[Collected data entries]

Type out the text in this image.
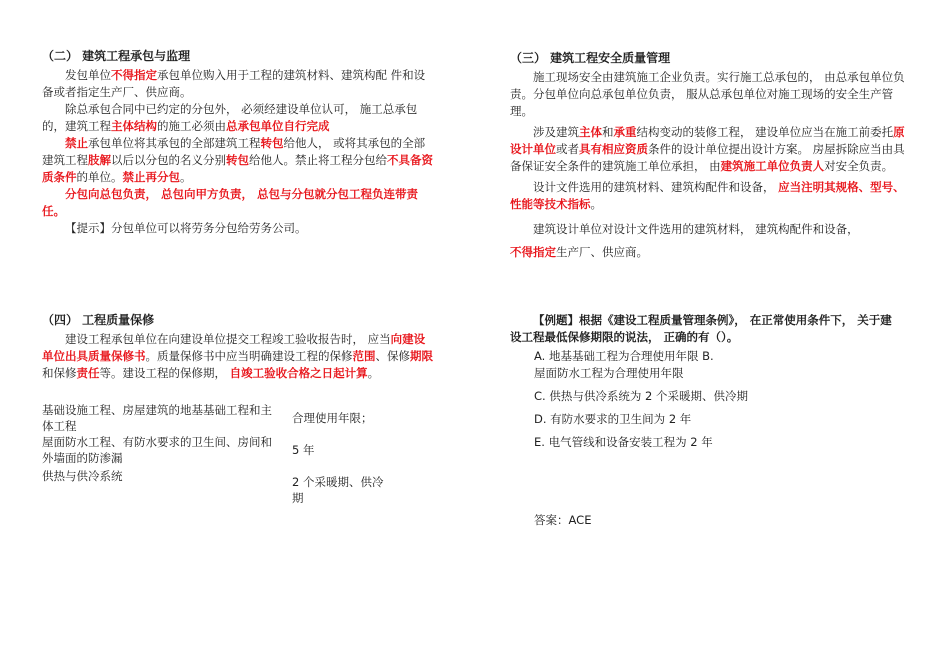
（二） 建筑工程承包与监理

发包单位不得指定承包单位购入用于工程的建筑材料、建筑构配 件和设备或者指定生产厂、供应商。

除总承包合同中已约定的分包外， 必须经建设单位认可， 施工总承包的，建筑工程主体结构的施工必须由总承包单位自行完成

禁止承包单位将其承包的全部建筑工程转包给他人， 或将其承包的全部建筑工程肢解以后以分包的名义分别转包给他人。禁止将工程分包给不具备资质条件的单位。禁止再分包。

分包向总包负责， 总包向甲方负责， 总包与分包就分包工程负连带责任。

【提示】分包单位可以将劳务分包给劳务公司。

（三） 建筑工程安全质量管理

施工现场安全由建筑施工企业负责。实行施工总承包的， 由总承包单位负责。分包单位向总承包单位负责， 服从总承包单位对施工现场的安全生产管理。

涉及建筑主体和承重结构变动的装修工程， 建设单位应当在施工前委托原设计单位或者具有相应资质条件的设计单位提出设计方案。 房屋拆除应当由具备保证安全条件的建筑施工单位承担， 由建筑施工单位负责人对安全负责。

设计文件选用的建筑材料、建筑构配件和设备， 应当注明其规格、型号、性能等技术指标。

建筑设计单位对设计文件选用的建筑材料， 建筑构配件和设备，

不得指定生产厂、供应商。

（四） 工程质量保修

建设工程承包单位在向建设单位提交工程竣工验收报告时， 应当向建设单位出具质量保修书。质量保修书中应当明确建设工程的保修范围、保修期限和保修责任等。建设工程的保修期， 自竣工验收合格之日起计算。

基础设施工程、房屋建筑的地基基础工程和主体工程
合理使用年限；
屋面防水工程、有防水要求的卫生间、房间和外墙面的防渗漏
5 年
供热与供冷系统	2 个采暖期、供冷期

【例题】根据《建设工程质量管理条例》， 在正常使用条件下， 关于建设工程最低保修期限的说法， 正确的有（）。

A. 地基基础工程为合理使用年限 B.

屋面防水工程为合理使用年限

C. 供热与供冷系统为 2 个采暖期、供冷期

D. 有防水要求的卫生间为 2 年

E. 电气管线和设备安装工程为 2 年

答案：ACE
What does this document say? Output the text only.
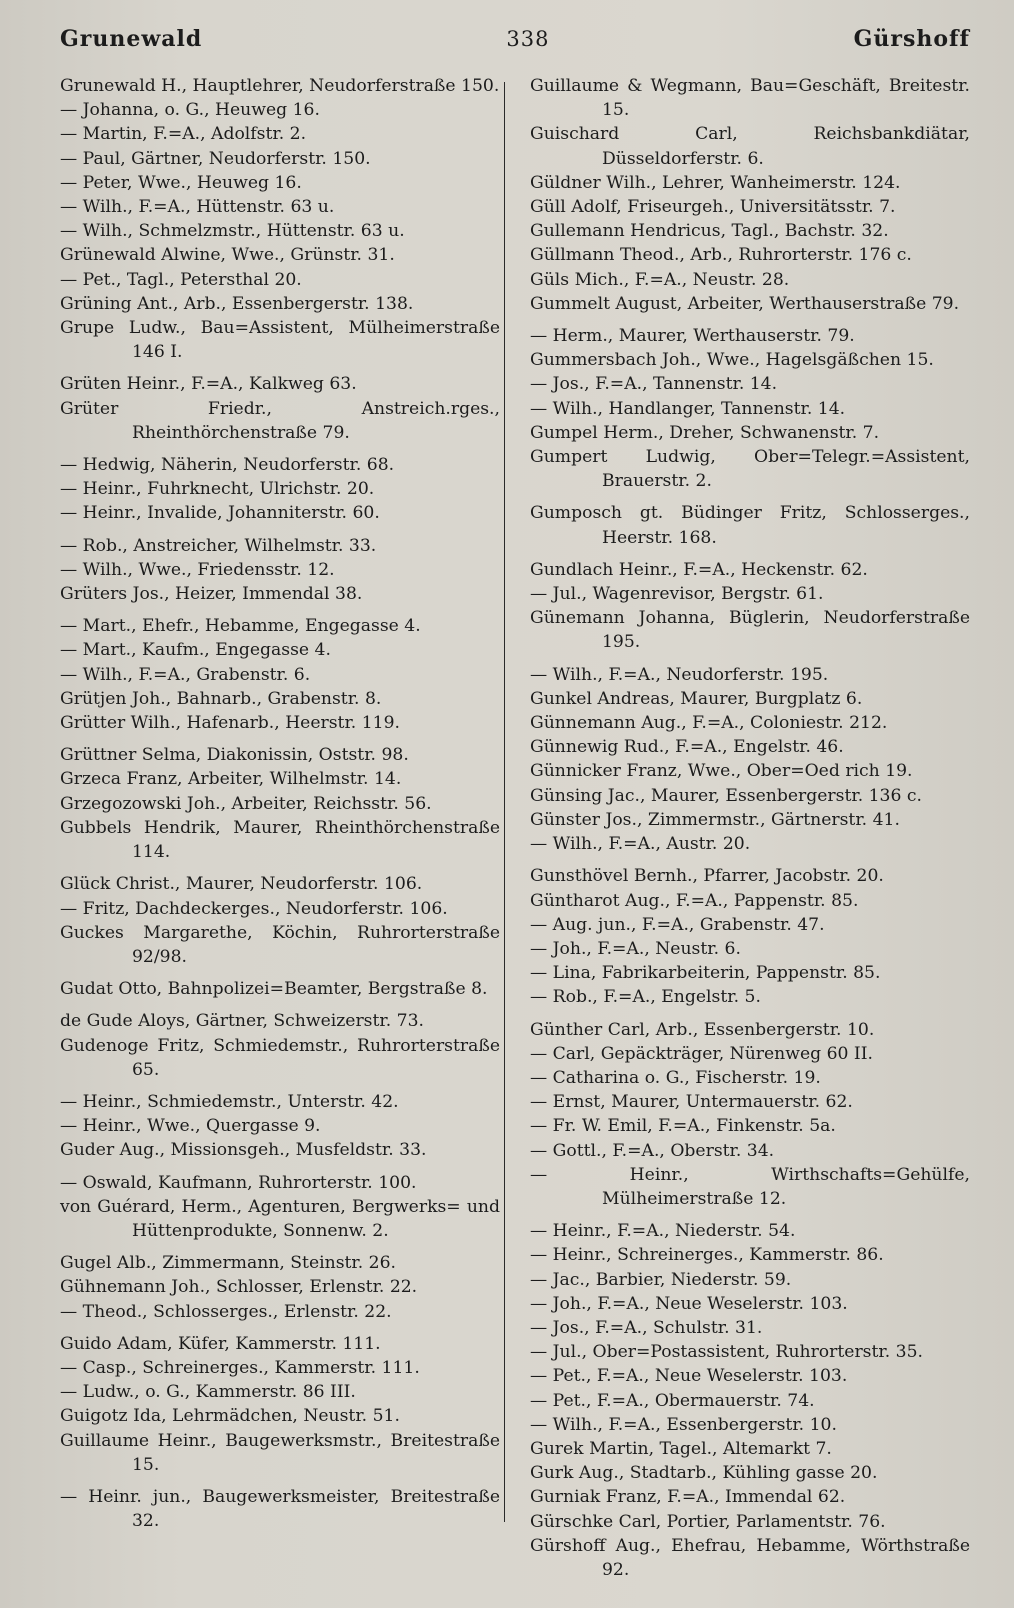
Grunewald	338	Gürshoff

Grunewald H., Hauptlehrer, Neudorferstraße 150.

— Johanna, o. G., Heuweg 16.

— Martin, F.=A., Adolfstr. 2.

— Paul, Gärtner, Neudorferstr. 150.

— Peter, Wwe., Heuweg 16.

— Wilh., F.=A., Hüttenstr. 63 u.

— Wilh., Schmelzmstr., Hüttenstr. 63 u.

Grünewald Alwine, Wwe., Grünstr. 31.

— Pet., Tagl., Petersthal 20.

Grüning Ant., Arb., Essenbergerstr. 138.

Grupe Ludw., Bau=Assistent, Mülheimerstraße 146 I.

Grüten Heinr., F.=A., Kalkweg 63.

Grüter Friedr., Anstreich.rges., Rheinthörchenstraße 79.

— Hedwig, Näherin, Neudorferstr. 68.

— Heinr., Fuhrknecht, Ulrichstr. 20.

— Heinr., Invalide, Johanniterstr. 60.

— Rob., Anstreicher, Wilhelmstr. 33.

— Wilh., Wwe., Friedensstr. 12.

Grüters Jos., Heizer, Immendal 38.

— Mart., Ehefr., Hebamme, Engegasse 4.

— Mart., Kaufm., Engegasse 4.

— Wilh., F.=A., Grabenstr. 6.

Grütjen Joh., Bahnarb., Grabenstr. 8.

Grütter Wilh., Hafenarb., Heerstr. 119.

Grüttner Selma, Diakonissin, Oststr. 98.

Grzeca Franz, Arbeiter, Wilhelmstr. 14.

Grzegozowski Joh., Arbeiter, Reichsstr. 56.

Gubbels Hendrik, Maurer, Rheinthörchenstraße 114.

Glück Christ., Maurer, Neudorferstr. 106.

— Fritz, Dachdeckerges., Neudorferstr. 106.

Guckes Margarethe, Köchin, Ruhrorterstraße 92/98.

Gudat Otto, Bahnpolizei=Beamter, Bergstraße 8.

de Gude Aloys, Gärtner, Schweizerstr. 73.

Gudenoge Fritz, Schmiedemstr., Ruhrorterstraße 65.

— Heinr., Schmiedemstr., Unterstr. 42.

— Heinr., Wwe., Quergasse 9.

Guder Aug., Missionsgeh., Musfeldstr. 33.

— Oswald, Kaufmann, Ruhrorterstr. 100.

von Guérard, Herm., Agenturen, Bergwerks= und Hüttenprodukte, Sonnenw. 2.

Gugel Alb., Zimmermann, Steinstr. 26.

Gühnemann Joh., Schlosser, Erlenstr. 22.

— Theod., Schlosserges., Erlenstr. 22.

Guido Adam, Küfer, Kammerstr. 111.

— Casp., Schreinerges., Kammerstr. 111.

— Ludw., o. G., Kammerstr. 86 III.

Guigotz Ida, Lehrmädchen, Neustr. 51.

Guillaume Heinr., Baugewerksmstr., Breitestraße 15.

— Heinr. jun., Baugewerksmeister, Breitestraße 32.

Guillaume & Wegmann, Bau=Geschäft, Breitestr. 15.

Guischard Carl, Reichsbankdiätar, Düsseldorferstr. 6.

Güldner Wilh., Lehrer, Wanheimerstr. 124.

Güll Adolf, Friseurgeh., Universitätsstr. 7.

Gullemann Hendricus, Tagl., Bachstr. 32.

Güllmann Theod., Arb., Ruhrorterstr. 176 c.

Güls Mich., F.=A., Neustr. 28.

Gummelt August, Arbeiter, Werthauserstraße 79.

— Herm., Maurer, Werthauserstr. 79.

Gummersbach Joh., Wwe., Hagelsgäßchen 15.

— Jos., F.=A., Tannenstr. 14.

— Wilh., Handlanger, Tannenstr. 14.

Gumpel Herm., Dreher, Schwanenstr. 7.

Gumpert Ludwig, Ober=Telegr.=Assistent, Brauerstr. 2.

Gumposch gt. Büdinger Fritz, Schlosserges., Heerstr. 168.

Gundlach Heinr., F.=A., Heckenstr. 62.

— Jul., Wagenrevisor, Bergstr. 61.

Günemann Johanna, Büglerin, Neudorferstraße 195.

— Wilh., F.=A., Neudorferstr. 195.

Gunkel Andreas, Maurer, Burgplatz 6.

Günnemann Aug., F.=A., Coloniestr. 212.

Günnewig Rud., F.=A., Engelstr. 46.

Günnicker Franz, Wwe., Ober=Oed rich 19.

Günsing Jac., Maurer, Essenbergerstr. 136 c.

Günster Jos., Zimmermstr., Gärtnerstr. 41.

— Wilh., F.=A., Austr. 20.

Gunsthövel Bernh., Pfarrer, Jacobstr. 20.

Güntharot Aug., F.=A., Pappenstr. 85.

— Aug. jun., F.=A., Grabenstr. 47.

— Joh., F.=A., Neustr. 6.

— Lina, Fabrikarbeiterin, Pappenstr. 85.

— Rob., F.=A., Engelstr. 5.

Günther Carl, Arb., Essenbergerstr. 10.

— Carl, Gepäckträger, Nürenweg 60 II.

— Catharina o. G., Fischerstr. 19.

— Ernst, Maurer, Untermauerstr. 62.

— Fr. W. Emil, F.=A., Finkenstr. 5a.

— Gottl., F.=A., Oberstr. 34.

— Heinr., Wirthschafts=Gehülfe, Mülheimerstraße 12.

— Heinr., F.=A., Niederstr. 54.

— Heinr., Schreinerges., Kammerstr. 86.

— Jac., Barbier, Niederstr. 59.

— Joh., F.=A., Neue Weselerstr. 103.

— Jos., F.=A., Schulstr. 31.

— Jul., Ober=Postassistent, Ruhrorterstr. 35.

— Pet., F.=A., Neue Weselerstr. 103.

— Pet., F.=A., Obermauerstr. 74.

— Wilh., F.=A., Essenbergerstr. 10.

Gurek Martin, Tagel., Altemarkt 7.

Gurk Aug., Stadtarb., Kühling gasse 20.

Gurniak Franz, F.=A., Immendal 62.

Gürschke Carl, Portier, Parlamentstr. 76.

Gürshoff Aug., Ehefrau, Hebamme, Wörthstraße 92.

[Description of the task]
Using the listing above, pull out all lines that hold the word "Rheinthörchenstraße".

[Solved problem]
Grüter Friedr., Anstreich.rges., Rheinthörchenstraße 79.
Gubbels Hendrik, Maurer, Rheinthörchenstraße 114.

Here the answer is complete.